(Data excerpts)
>>>>>

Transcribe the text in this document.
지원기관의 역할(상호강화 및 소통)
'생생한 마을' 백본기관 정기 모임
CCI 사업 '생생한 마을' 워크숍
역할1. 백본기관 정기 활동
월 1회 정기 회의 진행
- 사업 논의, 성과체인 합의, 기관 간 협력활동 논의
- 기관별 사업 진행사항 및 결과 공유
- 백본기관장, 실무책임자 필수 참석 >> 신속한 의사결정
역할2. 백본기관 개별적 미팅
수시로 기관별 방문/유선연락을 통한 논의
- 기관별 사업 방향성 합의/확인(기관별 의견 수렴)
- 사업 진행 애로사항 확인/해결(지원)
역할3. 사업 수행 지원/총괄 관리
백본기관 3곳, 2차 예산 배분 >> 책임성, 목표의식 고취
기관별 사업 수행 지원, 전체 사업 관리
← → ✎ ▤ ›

<<<<<

Exercise aim >>
All of the records must be retyped exactly as they are.

Exercise solution >>
Transcribe the text in this document.
지원기관의 역할(상호강화 및 소통)
'생생한 마을' 백본기관 정기 모임
CCI 사업 '생생한 마을' 워크숍
역할1. 백본기관 정기 활동
월 1회 정기 회의 진행
- 사업 논의, 성과체인 합의, 기관 간 협력활동 논의
- 기관별 사업 진행사항 및 결과 공유
- 백본기관장, 실무책임자 필수 참석 >> 신속한 의사결정
역할2. 백본기관 개별적 미팅
수시로 기관별 방문/유선연락을 통한 논의
- 기관별 사업 방향성 합의/확인(기관별 의견 수렴)
- 사업 진행 애로사항 확인/해결(지원)
역할3. 사업 수행 지원/총괄 관리
백본기관 3곳, 2차 예산 배분 >> 책임성, 목표의식 고취
기관별 사업 수행 지원, 전체 사업 관리
← → ✎ ▤ ›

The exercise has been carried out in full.